Work out how many lines in the listing below include the word "null". Give nothing but the number.

<<<<

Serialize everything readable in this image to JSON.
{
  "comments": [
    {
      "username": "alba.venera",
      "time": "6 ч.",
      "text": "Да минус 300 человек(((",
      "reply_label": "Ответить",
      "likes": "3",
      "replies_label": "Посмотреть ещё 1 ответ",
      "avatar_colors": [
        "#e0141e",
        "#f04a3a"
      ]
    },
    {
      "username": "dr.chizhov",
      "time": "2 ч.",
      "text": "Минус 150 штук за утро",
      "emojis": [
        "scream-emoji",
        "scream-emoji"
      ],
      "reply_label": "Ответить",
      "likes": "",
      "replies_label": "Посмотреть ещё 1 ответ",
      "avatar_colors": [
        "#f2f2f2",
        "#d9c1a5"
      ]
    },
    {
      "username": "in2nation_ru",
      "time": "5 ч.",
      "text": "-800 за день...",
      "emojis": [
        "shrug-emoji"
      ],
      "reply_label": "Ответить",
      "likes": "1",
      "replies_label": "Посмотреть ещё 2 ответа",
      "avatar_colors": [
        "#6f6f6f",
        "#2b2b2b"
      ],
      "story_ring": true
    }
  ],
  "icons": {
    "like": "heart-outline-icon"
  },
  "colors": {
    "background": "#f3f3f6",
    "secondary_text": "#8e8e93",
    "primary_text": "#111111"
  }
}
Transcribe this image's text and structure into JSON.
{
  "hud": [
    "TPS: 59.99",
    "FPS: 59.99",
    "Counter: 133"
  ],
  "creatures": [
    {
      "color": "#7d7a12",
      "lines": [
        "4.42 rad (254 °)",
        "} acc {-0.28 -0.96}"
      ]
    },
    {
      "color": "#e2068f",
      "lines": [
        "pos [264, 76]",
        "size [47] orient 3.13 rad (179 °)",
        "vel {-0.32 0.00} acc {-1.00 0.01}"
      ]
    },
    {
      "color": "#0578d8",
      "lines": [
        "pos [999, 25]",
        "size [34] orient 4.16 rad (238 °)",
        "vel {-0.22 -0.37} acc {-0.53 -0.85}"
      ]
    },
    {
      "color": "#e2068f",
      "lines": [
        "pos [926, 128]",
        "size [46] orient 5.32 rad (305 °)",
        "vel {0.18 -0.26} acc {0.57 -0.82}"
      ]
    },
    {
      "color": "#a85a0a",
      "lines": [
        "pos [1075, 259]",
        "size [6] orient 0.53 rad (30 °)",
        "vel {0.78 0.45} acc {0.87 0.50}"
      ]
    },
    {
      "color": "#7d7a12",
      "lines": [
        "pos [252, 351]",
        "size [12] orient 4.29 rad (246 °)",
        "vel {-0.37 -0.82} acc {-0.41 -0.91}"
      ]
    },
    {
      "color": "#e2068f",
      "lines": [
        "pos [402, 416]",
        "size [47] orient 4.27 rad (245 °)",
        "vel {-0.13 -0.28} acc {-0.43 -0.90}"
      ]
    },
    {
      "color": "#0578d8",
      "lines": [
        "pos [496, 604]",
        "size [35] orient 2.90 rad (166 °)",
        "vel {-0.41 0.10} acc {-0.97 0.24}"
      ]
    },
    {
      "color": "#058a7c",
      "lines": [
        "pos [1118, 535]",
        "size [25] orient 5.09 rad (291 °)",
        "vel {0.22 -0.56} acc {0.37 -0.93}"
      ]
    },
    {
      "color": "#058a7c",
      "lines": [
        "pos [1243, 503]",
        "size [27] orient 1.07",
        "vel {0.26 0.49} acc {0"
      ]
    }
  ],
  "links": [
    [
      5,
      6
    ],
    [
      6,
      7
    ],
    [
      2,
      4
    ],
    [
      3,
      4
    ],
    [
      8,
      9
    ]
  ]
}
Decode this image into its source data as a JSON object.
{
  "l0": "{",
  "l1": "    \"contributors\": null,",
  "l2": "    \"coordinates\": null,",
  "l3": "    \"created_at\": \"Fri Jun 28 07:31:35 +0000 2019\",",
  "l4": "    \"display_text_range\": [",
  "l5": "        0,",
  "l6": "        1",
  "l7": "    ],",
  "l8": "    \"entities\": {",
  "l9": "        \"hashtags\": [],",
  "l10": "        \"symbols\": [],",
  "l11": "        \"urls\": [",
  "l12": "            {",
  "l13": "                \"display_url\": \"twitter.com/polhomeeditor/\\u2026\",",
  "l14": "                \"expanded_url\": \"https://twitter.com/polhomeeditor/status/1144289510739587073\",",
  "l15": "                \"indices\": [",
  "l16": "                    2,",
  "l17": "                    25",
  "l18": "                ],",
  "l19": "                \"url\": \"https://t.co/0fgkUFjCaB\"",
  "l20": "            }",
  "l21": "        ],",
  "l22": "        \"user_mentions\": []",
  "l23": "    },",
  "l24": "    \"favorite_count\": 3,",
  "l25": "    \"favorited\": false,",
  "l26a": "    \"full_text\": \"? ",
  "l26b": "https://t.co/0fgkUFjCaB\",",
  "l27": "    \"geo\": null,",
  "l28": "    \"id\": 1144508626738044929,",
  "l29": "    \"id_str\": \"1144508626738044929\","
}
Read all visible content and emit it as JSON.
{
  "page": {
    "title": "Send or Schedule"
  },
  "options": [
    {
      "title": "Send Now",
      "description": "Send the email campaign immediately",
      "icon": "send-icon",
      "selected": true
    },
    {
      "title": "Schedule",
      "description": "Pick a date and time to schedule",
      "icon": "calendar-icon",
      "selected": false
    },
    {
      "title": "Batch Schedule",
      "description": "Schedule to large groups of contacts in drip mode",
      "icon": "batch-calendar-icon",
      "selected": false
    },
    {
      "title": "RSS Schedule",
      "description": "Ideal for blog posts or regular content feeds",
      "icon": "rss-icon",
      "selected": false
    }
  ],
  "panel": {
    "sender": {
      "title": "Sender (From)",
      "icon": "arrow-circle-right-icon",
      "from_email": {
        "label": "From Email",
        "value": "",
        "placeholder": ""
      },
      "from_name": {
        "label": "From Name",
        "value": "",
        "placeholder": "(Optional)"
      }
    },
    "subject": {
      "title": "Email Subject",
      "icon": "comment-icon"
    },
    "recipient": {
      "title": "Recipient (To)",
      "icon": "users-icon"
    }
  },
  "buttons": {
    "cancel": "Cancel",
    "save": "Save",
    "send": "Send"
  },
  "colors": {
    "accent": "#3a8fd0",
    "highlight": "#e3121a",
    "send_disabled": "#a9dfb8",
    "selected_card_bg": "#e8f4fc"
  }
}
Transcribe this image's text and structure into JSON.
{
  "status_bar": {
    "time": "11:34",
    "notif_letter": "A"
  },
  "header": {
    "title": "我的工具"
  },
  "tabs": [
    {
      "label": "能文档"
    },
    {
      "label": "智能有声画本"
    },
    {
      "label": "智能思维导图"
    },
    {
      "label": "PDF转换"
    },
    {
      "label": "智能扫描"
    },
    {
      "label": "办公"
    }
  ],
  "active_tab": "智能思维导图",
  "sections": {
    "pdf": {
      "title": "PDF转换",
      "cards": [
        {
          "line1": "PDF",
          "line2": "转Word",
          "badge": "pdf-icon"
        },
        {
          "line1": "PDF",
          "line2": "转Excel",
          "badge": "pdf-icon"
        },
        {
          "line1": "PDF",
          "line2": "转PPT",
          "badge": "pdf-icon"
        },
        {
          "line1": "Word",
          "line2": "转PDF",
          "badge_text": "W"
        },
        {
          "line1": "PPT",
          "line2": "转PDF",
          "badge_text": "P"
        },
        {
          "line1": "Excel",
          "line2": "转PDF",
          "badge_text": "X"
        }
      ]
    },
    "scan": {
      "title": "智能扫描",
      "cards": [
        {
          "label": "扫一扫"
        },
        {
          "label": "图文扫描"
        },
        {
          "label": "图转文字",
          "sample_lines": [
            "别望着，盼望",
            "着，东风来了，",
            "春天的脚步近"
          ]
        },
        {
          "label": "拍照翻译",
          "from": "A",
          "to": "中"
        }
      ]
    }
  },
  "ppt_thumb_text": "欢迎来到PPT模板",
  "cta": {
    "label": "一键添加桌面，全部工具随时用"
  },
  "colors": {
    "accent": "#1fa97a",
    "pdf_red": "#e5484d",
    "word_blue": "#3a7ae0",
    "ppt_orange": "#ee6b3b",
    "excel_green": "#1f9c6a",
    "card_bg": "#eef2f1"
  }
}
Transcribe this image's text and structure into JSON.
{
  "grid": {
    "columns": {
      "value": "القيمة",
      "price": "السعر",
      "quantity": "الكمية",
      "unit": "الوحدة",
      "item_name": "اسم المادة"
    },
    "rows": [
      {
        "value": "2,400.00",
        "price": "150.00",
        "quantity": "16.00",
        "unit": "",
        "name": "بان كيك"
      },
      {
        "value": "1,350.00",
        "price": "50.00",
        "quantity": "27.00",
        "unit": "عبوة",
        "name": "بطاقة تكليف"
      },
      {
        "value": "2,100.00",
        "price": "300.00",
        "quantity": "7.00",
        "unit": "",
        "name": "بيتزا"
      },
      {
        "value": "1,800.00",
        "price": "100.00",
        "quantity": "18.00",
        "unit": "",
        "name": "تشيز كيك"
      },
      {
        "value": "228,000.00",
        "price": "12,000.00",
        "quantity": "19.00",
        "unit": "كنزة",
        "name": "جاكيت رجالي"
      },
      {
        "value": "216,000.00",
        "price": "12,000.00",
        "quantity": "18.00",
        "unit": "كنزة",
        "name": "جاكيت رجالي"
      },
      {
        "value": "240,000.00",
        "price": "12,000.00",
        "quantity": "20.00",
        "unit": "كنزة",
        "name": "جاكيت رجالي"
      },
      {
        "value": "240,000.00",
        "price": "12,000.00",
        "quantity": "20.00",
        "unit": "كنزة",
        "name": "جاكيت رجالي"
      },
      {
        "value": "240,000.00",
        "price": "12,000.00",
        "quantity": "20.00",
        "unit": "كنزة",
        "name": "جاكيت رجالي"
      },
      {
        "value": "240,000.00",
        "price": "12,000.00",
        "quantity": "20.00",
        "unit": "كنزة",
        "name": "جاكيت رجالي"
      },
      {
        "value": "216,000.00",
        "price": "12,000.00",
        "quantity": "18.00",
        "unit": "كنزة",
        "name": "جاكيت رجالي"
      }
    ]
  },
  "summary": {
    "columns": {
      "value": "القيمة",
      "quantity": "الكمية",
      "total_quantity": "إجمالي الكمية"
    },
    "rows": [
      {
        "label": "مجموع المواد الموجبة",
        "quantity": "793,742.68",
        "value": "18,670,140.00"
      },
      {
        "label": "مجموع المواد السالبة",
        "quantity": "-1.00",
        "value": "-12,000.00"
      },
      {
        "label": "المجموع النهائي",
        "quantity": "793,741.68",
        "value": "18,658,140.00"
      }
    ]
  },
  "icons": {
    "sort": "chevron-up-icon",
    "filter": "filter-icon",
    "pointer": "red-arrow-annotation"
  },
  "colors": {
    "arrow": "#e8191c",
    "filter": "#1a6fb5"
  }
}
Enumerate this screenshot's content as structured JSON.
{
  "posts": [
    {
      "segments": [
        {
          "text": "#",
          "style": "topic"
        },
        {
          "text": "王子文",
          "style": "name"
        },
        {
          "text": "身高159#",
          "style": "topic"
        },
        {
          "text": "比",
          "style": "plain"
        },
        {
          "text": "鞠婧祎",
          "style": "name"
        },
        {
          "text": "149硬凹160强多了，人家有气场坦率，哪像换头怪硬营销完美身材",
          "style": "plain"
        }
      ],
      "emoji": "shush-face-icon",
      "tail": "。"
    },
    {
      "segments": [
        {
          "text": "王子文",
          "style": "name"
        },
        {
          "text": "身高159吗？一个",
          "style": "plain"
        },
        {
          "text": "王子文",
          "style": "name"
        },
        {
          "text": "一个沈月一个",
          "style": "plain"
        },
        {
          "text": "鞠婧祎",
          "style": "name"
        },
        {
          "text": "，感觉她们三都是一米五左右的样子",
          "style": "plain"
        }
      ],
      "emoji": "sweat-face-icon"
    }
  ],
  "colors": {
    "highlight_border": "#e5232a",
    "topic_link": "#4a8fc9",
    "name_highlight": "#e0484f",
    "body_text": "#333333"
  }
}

>>>>

• OUTPUT OF THE EXERCISE:
3